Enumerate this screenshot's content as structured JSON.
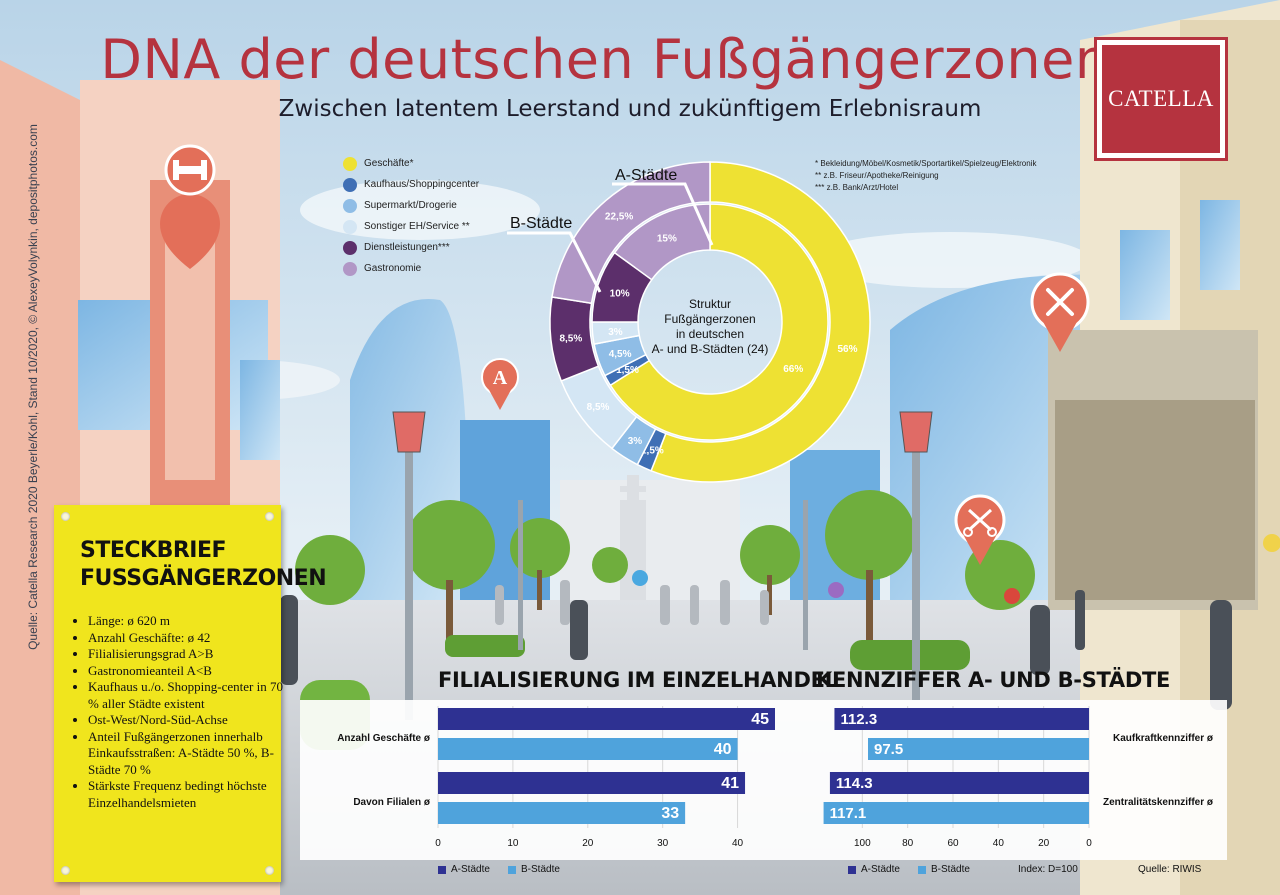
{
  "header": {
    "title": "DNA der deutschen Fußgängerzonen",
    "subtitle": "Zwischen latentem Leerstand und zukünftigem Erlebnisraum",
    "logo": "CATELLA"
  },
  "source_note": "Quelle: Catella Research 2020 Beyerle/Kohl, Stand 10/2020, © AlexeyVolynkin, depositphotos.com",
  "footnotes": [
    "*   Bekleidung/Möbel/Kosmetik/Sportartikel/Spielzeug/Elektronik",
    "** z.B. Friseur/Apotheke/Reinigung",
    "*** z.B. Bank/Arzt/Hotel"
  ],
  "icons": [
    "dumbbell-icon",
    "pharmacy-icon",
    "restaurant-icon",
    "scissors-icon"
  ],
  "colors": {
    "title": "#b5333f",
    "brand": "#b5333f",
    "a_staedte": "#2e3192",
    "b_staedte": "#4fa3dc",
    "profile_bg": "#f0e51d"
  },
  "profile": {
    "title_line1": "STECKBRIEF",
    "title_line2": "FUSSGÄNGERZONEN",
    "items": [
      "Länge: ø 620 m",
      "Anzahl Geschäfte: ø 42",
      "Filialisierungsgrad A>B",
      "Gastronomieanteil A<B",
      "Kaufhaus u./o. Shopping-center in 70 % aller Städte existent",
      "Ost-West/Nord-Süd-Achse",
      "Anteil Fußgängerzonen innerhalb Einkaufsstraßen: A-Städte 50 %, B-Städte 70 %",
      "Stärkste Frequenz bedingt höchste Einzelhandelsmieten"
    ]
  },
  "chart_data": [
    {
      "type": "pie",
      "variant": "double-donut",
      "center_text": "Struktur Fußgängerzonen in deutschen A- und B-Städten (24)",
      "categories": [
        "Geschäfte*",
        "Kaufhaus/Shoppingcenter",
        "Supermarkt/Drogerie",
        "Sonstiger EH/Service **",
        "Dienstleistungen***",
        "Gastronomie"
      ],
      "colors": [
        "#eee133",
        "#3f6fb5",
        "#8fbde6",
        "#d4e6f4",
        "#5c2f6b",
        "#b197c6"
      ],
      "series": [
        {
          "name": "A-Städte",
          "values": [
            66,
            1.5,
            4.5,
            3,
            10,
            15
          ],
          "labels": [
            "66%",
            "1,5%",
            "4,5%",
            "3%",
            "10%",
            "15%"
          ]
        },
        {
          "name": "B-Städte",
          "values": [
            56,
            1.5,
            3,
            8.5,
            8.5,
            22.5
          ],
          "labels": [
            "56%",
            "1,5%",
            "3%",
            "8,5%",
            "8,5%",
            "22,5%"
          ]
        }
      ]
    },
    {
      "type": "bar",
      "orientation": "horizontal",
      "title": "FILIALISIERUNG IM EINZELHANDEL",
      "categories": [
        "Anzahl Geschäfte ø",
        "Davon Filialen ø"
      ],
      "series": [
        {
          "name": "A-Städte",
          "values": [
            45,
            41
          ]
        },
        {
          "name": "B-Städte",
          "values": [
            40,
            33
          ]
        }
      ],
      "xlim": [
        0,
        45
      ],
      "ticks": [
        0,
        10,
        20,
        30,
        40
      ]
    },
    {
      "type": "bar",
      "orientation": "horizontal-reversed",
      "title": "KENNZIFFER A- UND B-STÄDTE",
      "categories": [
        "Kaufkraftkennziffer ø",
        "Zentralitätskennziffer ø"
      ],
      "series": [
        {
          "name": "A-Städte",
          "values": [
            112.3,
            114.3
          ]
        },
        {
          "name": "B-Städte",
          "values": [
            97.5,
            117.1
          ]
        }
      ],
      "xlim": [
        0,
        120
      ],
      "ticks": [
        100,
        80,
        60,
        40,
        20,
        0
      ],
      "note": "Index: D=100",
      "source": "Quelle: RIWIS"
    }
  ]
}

◆ ◆ ◆

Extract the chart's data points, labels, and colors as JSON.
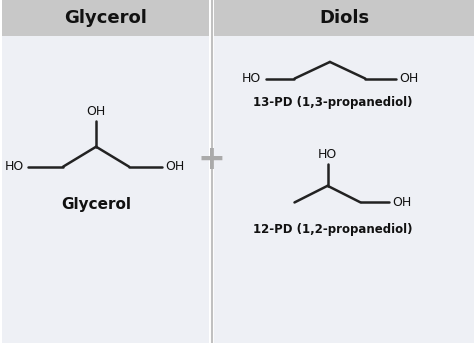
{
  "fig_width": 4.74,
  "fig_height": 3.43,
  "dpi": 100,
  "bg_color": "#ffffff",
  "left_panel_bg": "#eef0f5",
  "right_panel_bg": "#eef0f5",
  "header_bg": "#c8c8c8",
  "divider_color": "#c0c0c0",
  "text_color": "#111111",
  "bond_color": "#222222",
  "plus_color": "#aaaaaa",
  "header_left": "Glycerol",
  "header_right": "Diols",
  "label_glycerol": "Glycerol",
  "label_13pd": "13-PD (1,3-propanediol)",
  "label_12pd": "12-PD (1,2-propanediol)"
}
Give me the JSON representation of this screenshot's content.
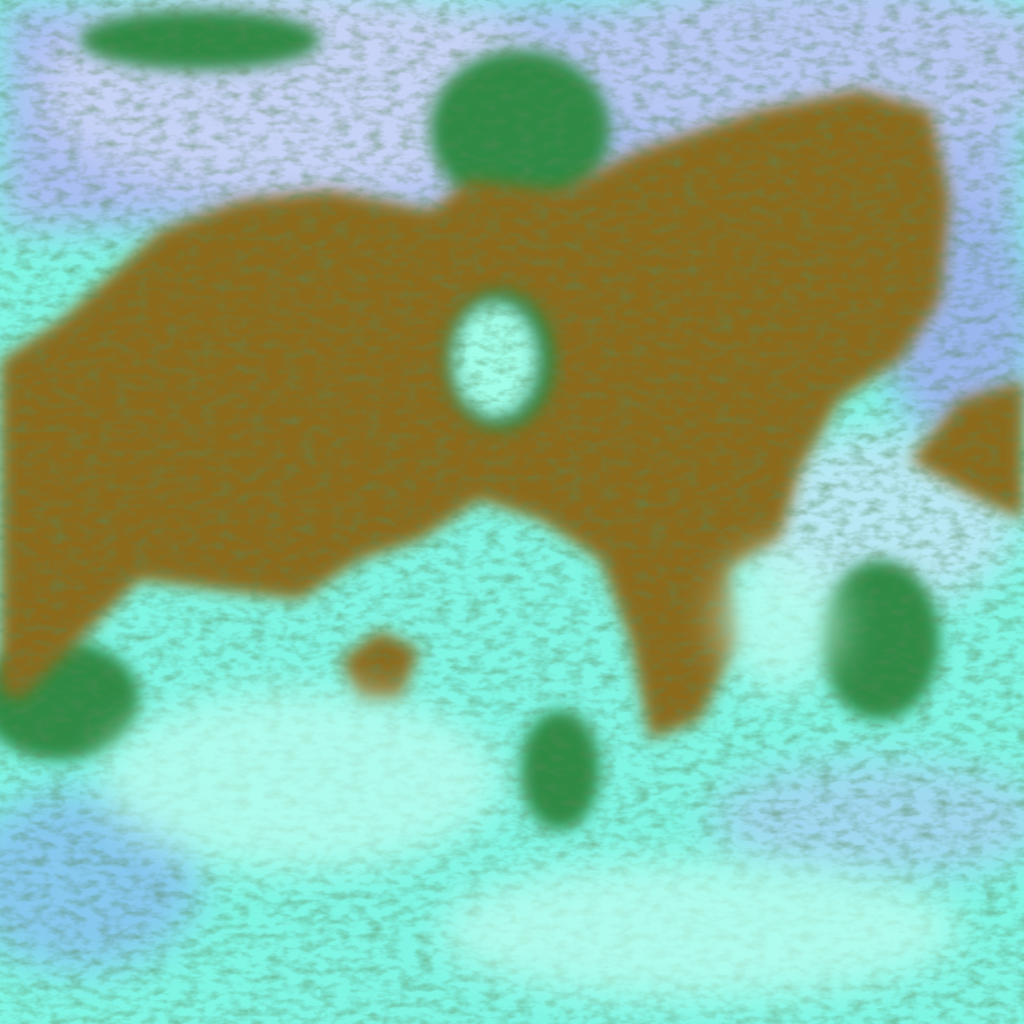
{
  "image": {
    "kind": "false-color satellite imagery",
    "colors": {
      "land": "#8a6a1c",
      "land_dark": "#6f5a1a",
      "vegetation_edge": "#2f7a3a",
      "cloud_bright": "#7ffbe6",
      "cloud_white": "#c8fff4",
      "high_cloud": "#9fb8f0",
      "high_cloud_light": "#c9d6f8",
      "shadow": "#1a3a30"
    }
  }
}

◆ ◆ ◆

Only a number is wanted: how many lines contain the word "propanediol"?

2